» **Stored entries**
_ _ _ _
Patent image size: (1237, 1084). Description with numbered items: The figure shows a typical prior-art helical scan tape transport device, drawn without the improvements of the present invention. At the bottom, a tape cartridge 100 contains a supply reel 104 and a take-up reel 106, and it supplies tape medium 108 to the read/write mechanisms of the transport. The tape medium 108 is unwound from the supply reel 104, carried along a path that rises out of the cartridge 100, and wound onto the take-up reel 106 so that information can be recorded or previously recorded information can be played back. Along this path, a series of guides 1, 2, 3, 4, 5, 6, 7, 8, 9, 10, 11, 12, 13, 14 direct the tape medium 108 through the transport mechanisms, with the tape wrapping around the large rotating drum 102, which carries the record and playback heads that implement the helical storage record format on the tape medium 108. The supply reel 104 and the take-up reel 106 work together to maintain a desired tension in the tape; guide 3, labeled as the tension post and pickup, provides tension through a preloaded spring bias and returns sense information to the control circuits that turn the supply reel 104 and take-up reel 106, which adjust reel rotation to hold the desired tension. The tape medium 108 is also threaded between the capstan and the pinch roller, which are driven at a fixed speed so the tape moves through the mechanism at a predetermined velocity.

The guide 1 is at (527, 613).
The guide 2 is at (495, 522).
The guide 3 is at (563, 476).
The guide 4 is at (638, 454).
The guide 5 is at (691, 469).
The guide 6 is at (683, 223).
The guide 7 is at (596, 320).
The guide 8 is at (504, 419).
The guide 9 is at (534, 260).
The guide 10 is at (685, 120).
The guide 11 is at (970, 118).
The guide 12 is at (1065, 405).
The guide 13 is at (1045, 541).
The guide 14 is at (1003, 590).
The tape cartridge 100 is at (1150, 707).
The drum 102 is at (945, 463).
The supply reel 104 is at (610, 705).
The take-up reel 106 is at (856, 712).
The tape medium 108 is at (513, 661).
_ _ _ _
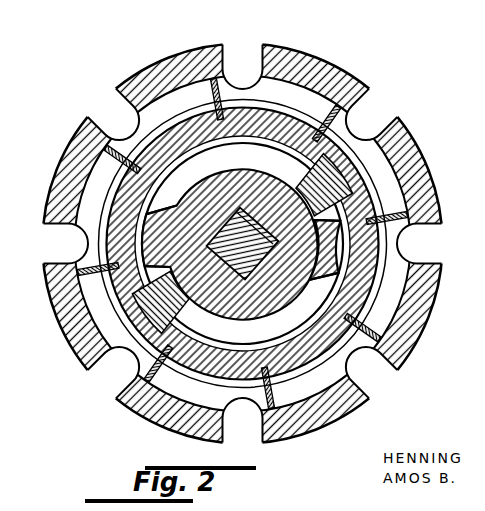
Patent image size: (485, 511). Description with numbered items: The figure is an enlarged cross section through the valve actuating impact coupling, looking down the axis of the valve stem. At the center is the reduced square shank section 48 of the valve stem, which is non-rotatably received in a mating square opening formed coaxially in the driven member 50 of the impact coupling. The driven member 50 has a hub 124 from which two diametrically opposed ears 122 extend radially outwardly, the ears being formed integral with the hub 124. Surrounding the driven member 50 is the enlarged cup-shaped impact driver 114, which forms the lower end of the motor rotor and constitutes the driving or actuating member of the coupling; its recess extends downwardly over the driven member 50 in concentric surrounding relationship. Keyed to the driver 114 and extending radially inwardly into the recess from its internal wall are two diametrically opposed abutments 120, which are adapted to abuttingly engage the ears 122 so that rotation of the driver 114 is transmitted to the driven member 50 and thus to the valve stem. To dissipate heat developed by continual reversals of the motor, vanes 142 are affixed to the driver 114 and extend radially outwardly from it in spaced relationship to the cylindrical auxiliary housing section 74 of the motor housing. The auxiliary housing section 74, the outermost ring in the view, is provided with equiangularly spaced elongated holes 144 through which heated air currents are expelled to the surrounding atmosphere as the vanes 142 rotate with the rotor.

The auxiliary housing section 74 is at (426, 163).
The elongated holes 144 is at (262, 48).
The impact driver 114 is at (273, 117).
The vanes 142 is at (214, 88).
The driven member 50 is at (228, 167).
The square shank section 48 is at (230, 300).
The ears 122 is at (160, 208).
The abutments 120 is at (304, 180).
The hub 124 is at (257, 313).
_ _ _ _
» **THE TASK**
Echo the lines from the one containing "Patent image size: (1237, 1084)." to the one containing "The tape medium 108 is at (513, 661).", both included, without any change.

» **PROBLEM SOLUTION**
Patent image size: (1237, 1084). Description with numbered items: The figure shows a typical prior-art helical scan tape transport device, drawn without the improvements of the present invention. At the bottom, a tape cartridge 100 contains a supply reel 104 and a take-up reel 106, and it supplies tape medium 108 to the read/write mechanisms of the transport. The tape medium 108 is unwound from the supply reel 104, carried along a path that rises out of the cartridge 100, and wound onto the take-up reel 106 so that information can be recorded or previously recorded information can be played back. Along this path, a series of guides 1, 2, 3, 4, 5, 6, 7, 8, 9, 10, 11, 12, 13, 14 direct the tape medium 108 through the transport mechanisms, with the tape wrapping around the large rotating drum 102, which carries the record and playback heads that implement the helical storage record format on the tape medium 108. The supply reel 104 and the take-up reel 106 work together to maintain a desired tension in the tape; guide 3, labeled as the tension post and pickup, provides tension through a preloaded spring bias and returns sense information to the control circuits that turn the supply reel 104 and take-up reel 106, which adjust reel rotation to hold the desired tension. The tape medium 108 is also threaded between the capstan and the pinch roller, which are driven at a fixed speed so the tape moves through the mechanism at a predetermined velocity.

The guide 1 is at (527, 613).
The guide 2 is at (495, 522).
The guide 3 is at (563, 476).
The guide 4 is at (638, 454).
The guide 5 is at (691, 469).
The guide 6 is at (683, 223).
The guide 7 is at (596, 320).
The guide 8 is at (504, 419).
The guide 9 is at (534, 260).
The guide 10 is at (685, 120).
The guide 11 is at (970, 118).
The guide 12 is at (1065, 405).
The guide 13 is at (1045, 541).
The guide 14 is at (1003, 590).
The tape cartridge 100 is at (1150, 707).
The drum 102 is at (945, 463).
The supply reel 104 is at (610, 705).
The take-up reel 106 is at (856, 712).
The tape medium 108 is at (513, 661).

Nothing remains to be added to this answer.